* _WORK REQUIRED_: Extract the line that contains "Serialize everything readable" and every line after it through the end of the records below, exactly as written, leaving out any pictures.
---------------
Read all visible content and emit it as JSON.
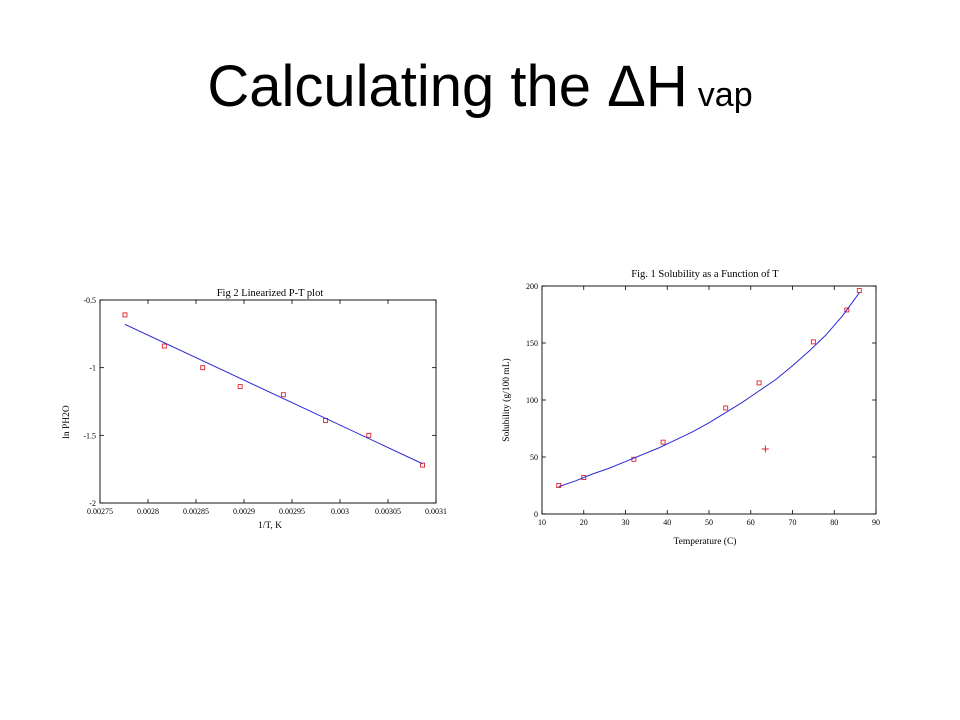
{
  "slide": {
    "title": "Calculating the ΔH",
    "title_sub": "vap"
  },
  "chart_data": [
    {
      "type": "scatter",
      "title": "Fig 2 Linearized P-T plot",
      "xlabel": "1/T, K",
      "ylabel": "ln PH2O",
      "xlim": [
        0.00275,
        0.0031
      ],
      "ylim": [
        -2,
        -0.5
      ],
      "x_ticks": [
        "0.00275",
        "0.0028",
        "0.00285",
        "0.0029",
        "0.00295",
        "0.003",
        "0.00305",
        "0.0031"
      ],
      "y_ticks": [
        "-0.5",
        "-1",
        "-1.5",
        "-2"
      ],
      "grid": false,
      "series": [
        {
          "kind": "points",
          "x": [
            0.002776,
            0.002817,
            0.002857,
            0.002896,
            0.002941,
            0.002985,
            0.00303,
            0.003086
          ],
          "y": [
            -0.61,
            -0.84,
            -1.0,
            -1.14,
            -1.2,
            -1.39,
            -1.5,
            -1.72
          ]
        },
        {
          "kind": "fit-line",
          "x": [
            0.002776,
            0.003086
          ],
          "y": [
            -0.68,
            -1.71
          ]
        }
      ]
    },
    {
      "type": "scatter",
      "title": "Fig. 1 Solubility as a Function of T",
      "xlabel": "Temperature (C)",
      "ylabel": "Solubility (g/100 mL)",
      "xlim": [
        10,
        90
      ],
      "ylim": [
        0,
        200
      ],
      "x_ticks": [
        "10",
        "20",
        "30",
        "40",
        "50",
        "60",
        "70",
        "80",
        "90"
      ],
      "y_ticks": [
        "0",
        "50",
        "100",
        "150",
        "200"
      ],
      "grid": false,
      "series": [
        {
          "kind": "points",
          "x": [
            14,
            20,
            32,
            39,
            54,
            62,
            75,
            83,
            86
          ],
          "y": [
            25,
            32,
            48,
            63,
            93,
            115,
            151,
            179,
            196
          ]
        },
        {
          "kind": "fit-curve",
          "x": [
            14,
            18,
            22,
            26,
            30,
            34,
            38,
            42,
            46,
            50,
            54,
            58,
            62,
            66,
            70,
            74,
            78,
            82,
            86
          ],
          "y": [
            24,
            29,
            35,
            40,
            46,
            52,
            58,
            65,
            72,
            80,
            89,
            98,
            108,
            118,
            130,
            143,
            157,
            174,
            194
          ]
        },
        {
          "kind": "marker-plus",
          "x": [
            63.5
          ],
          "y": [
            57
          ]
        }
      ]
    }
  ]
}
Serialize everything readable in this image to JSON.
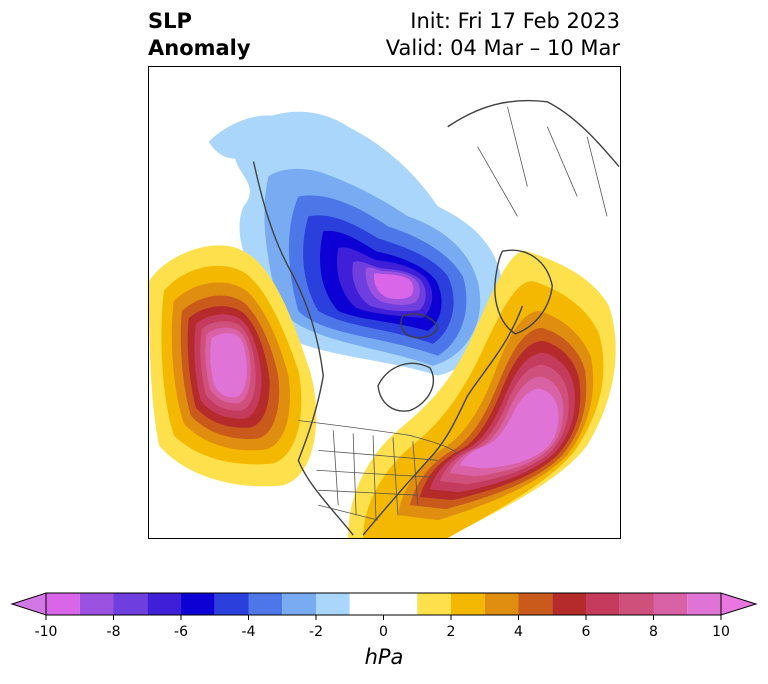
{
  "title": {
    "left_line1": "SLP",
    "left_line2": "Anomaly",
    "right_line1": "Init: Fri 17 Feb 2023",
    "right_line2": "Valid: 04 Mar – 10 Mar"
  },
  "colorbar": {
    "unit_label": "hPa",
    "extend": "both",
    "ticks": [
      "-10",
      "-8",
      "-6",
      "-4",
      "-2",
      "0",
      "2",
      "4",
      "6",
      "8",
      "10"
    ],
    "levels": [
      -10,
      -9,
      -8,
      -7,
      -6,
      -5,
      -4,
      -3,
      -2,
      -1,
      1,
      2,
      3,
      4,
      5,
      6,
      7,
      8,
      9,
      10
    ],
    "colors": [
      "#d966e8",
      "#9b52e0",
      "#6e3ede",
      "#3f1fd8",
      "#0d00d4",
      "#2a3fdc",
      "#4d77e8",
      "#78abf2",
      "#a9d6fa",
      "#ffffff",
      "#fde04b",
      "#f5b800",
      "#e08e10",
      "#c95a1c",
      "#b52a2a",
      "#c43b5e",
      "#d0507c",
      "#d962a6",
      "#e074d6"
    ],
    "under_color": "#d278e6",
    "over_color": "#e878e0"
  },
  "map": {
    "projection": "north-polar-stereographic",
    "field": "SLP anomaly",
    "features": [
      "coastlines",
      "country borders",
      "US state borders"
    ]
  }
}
---------------
* _WRITTEN REPLY_:
Serialize everything readable in this image to JSON.
{
  "title": {
    "left_line1": "SLP",
    "left_line2": "Anomaly",
    "right_line1": "Init: Fri 17 Feb 2023",
    "right_line2": "Valid: 04 Mar – 10 Mar"
  },
  "colorbar": {
    "unit_label": "hPa",
    "extend": "both",
    "ticks": [
      "-10",
      "-8",
      "-6",
      "-4",
      "-2",
      "0",
      "2",
      "4",
      "6",
      "8",
      "10"
    ],
    "levels": [
      -10,
      -9,
      -8,
      -7,
      -6,
      -5,
      -4,
      -3,
      -2,
      -1,
      1,
      2,
      3,
      4,
      5,
      6,
      7,
      8,
      9,
      10
    ],
    "colors": [
      "#d966e8",
      "#9b52e0",
      "#6e3ede",
      "#3f1fd8",
      "#0d00d4",
      "#2a3fdc",
      "#4d77e8",
      "#78abf2",
      "#a9d6fa",
      "#ffffff",
      "#fde04b",
      "#f5b800",
      "#e08e10",
      "#c95a1c",
      "#b52a2a",
      "#c43b5e",
      "#d0507c",
      "#d962a6",
      "#e074d6"
    ],
    "under_color": "#d278e6",
    "over_color": "#e878e0"
  },
  "map": {
    "projection": "north-polar-stereographic",
    "field": "SLP anomaly",
    "features": [
      "coastlines",
      "country borders",
      "US state borders"
    ]
  }
}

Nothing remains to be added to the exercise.